▶ **Task objective**:
Find the string "Monensin" in the entries and copy each line that has it.
▶
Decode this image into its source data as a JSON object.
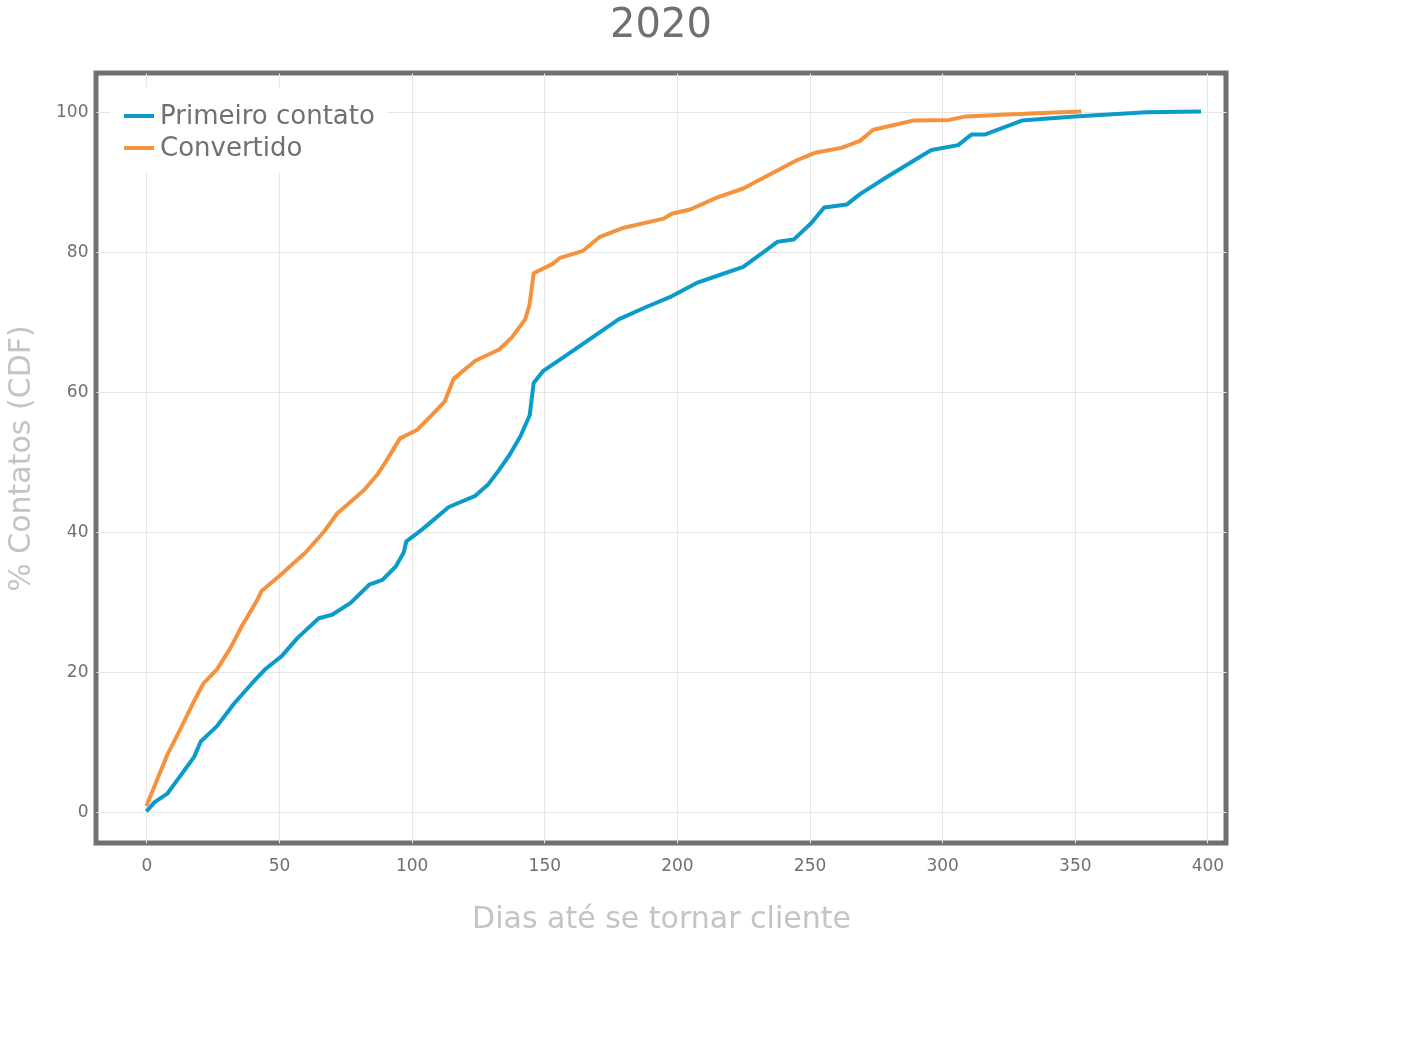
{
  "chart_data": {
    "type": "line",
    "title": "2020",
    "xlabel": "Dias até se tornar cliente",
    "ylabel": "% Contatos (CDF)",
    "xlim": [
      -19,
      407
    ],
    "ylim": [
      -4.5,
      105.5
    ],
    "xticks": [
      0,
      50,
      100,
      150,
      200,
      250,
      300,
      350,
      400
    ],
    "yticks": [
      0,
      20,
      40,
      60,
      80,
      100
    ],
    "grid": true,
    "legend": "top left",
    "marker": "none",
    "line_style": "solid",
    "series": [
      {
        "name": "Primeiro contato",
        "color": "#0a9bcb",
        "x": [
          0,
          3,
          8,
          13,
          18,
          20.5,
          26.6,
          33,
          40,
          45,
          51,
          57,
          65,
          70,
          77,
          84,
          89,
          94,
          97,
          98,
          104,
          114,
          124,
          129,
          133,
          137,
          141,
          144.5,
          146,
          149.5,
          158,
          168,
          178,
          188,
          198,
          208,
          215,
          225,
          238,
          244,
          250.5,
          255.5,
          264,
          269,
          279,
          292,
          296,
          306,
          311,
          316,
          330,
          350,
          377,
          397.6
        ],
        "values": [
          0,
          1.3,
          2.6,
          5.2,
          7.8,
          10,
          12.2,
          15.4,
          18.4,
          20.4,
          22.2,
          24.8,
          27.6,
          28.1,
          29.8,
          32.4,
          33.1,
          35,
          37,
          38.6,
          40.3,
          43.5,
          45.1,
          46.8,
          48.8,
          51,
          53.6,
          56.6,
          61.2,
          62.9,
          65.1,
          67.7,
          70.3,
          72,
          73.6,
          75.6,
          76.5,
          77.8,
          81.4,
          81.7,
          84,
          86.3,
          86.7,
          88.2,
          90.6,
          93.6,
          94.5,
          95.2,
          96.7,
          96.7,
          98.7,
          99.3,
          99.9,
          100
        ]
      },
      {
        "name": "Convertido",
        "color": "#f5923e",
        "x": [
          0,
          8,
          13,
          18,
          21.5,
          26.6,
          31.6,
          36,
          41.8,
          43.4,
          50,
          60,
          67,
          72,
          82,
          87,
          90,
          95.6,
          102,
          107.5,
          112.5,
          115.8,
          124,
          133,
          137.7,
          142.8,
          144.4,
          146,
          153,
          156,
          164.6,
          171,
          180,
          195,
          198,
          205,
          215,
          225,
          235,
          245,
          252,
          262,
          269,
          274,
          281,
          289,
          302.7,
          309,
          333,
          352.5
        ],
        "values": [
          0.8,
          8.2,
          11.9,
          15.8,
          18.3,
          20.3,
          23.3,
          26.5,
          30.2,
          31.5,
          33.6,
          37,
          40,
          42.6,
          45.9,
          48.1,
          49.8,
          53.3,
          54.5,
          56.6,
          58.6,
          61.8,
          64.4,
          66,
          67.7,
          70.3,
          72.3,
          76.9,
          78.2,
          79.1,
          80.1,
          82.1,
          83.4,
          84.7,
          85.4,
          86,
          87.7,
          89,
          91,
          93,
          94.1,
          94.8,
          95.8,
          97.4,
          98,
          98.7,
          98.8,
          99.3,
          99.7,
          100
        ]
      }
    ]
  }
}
◀
▶
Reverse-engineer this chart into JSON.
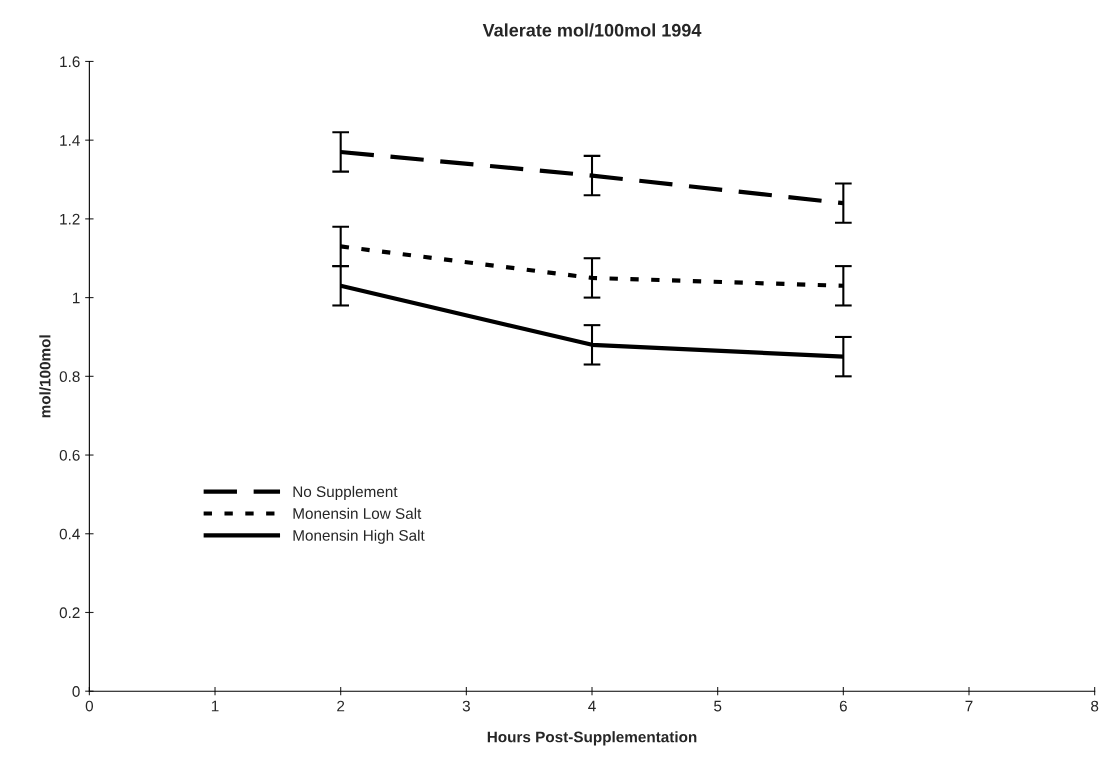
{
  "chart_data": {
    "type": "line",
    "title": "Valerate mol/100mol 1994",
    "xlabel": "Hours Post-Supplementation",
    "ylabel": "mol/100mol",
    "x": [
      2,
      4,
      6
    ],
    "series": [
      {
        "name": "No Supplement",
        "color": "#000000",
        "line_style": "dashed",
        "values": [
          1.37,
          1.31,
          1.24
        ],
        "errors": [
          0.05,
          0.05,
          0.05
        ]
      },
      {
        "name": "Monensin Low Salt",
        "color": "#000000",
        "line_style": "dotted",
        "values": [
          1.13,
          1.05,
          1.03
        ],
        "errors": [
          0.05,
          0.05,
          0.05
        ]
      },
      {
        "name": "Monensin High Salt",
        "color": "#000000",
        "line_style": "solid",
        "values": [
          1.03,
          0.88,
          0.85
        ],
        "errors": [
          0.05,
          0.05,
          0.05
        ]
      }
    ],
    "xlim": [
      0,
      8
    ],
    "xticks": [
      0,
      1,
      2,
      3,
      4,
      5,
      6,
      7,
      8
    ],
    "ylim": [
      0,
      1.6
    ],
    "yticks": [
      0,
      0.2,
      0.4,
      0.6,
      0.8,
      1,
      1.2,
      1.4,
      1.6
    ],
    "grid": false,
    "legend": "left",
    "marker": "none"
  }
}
◀
▶
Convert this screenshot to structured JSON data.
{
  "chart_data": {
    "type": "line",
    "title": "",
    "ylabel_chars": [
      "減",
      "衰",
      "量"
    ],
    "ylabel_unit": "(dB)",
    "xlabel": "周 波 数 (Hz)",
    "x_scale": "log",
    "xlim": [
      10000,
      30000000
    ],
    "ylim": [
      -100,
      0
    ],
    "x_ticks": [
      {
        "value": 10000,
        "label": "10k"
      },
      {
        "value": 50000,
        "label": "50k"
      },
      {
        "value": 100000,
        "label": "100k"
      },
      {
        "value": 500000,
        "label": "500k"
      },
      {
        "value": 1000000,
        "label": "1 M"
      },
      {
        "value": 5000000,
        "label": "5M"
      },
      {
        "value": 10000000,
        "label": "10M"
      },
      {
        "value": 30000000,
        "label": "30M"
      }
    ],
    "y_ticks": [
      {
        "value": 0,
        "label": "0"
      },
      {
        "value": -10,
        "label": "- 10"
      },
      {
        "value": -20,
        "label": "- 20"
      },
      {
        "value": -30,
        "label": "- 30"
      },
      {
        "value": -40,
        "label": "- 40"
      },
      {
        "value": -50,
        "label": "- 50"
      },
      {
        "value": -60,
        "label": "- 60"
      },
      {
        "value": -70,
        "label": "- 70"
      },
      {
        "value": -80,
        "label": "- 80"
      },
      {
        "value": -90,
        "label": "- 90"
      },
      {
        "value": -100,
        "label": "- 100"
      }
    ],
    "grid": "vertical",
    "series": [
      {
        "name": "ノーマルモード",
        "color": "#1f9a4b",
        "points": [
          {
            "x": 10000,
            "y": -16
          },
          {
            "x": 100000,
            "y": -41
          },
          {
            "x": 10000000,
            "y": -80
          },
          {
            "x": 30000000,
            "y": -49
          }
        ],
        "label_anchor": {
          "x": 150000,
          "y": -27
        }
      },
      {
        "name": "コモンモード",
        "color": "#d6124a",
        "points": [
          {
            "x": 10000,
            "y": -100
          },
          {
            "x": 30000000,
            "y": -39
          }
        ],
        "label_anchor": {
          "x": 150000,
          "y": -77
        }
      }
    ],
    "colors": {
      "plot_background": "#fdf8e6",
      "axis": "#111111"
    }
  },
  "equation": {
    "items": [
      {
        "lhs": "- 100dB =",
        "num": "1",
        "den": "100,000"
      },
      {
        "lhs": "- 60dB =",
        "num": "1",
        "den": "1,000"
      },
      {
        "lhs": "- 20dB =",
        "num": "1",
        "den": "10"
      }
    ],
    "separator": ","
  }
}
◀
▶ **Solution to this exercise**:
        "name": "Monensin Low Salt",
        "name": "Monensin High Salt",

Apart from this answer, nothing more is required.